[Saved entries]

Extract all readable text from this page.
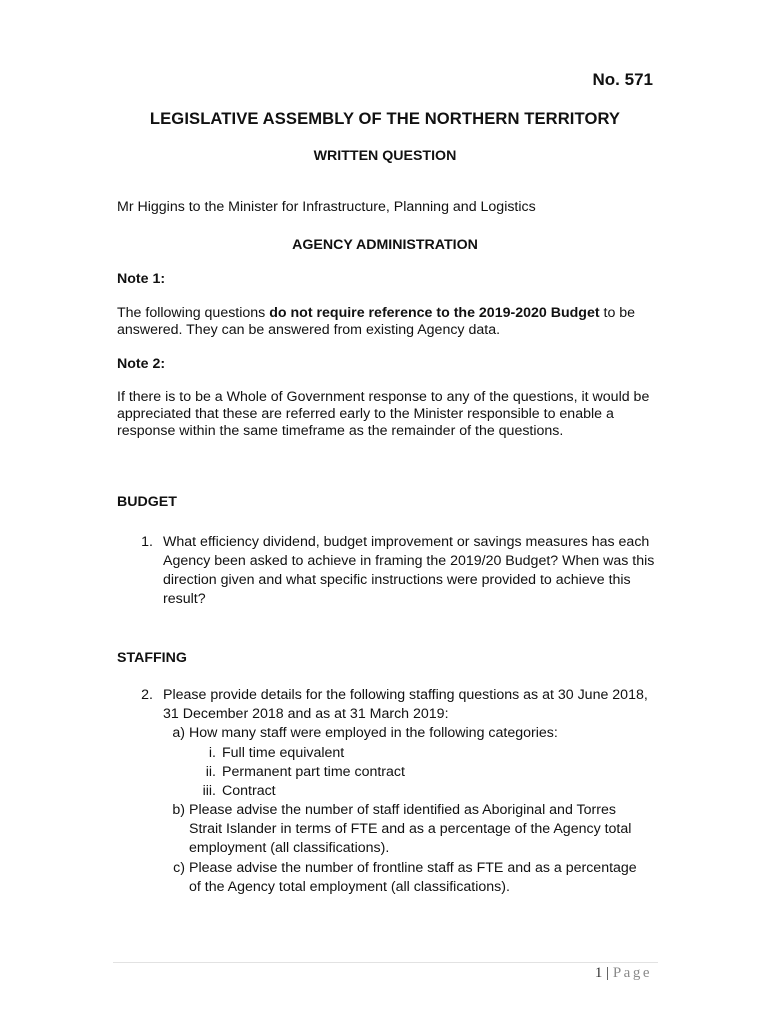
No. 571
LEGISLATIVE ASSEMBLY OF THE NORTHERN TERRITORY
WRITTEN QUESTION
Mr Higgins to the Minister for Infrastructure, Planning and Logistics
AGENCY ADMINISTRATION
Note 1:
The following questions do not require reference to the 2019-2020 Budget to be answered. They can be answered from existing Agency data.
Note 2:
If there is to be a Whole of Government response to any of the questions, it would be appreciated that these are referred early to the Minister responsible to enable a response within the same timeframe as the remainder of the questions.
BUDGET
1. What efficiency dividend, budget improvement or savings measures has each Agency been asked to achieve in framing the 2019/20 Budget? When was this direction given and what specific instructions were provided to achieve this result?
STAFFING
2. Please provide details for the following staffing questions as at 30 June 2018, 31 December 2018 and as at 31 March 2019:
a) How many staff were employed in the following categories:
i. Full time equivalent
ii. Permanent part time contract
iii. Contract
b) Please advise the number of staff identified as Aboriginal and Torres Strait Islander in terms of FTE and as a percentage of the Agency total employment (all classifications).
c) Please advise the number of frontline staff as FTE and as a percentage of the Agency total employment (all classifications).
1 | Page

* _Requirement_: Each record above should come back exactly the same, only without its pictures.

* _Expected output_:
Extract all readable text from this page.
No. 571
LEGISLATIVE ASSEMBLY OF THE NORTHERN TERRITORY
WRITTEN QUESTION
Mr Higgins to the Minister for Infrastructure, Planning and Logistics
AGENCY ADMINISTRATION
Note 1:
The following questions do not require reference to the 2019-2020 Budget to be answered. They can be answered from existing Agency data.
Note 2:
If there is to be a Whole of Government response to any of the questions, it would be appreciated that these are referred early to the Minister responsible to enable a response within the same timeframe as the remainder of the questions.
BUDGET
1. What efficiency dividend, budget improvement or savings measures has each Agency been asked to achieve in framing the 2019/20 Budget? When was this direction given and what specific instructions were provided to achieve this result?
STAFFING
2. Please provide details for the following staffing questions as at 30 June 2018, 31 December 2018 and as at 31 March 2019:
a) How many staff were employed in the following categories:
i. Full time equivalent
ii. Permanent part time contract
iii. Contract
b) Please advise the number of staff identified as Aboriginal and Torres Strait Islander in terms of FTE and as a percentage of the Agency total employment (all classifications).
c) Please advise the number of frontline staff as FTE and as a percentage of the Agency total employment (all classifications).
1 | Page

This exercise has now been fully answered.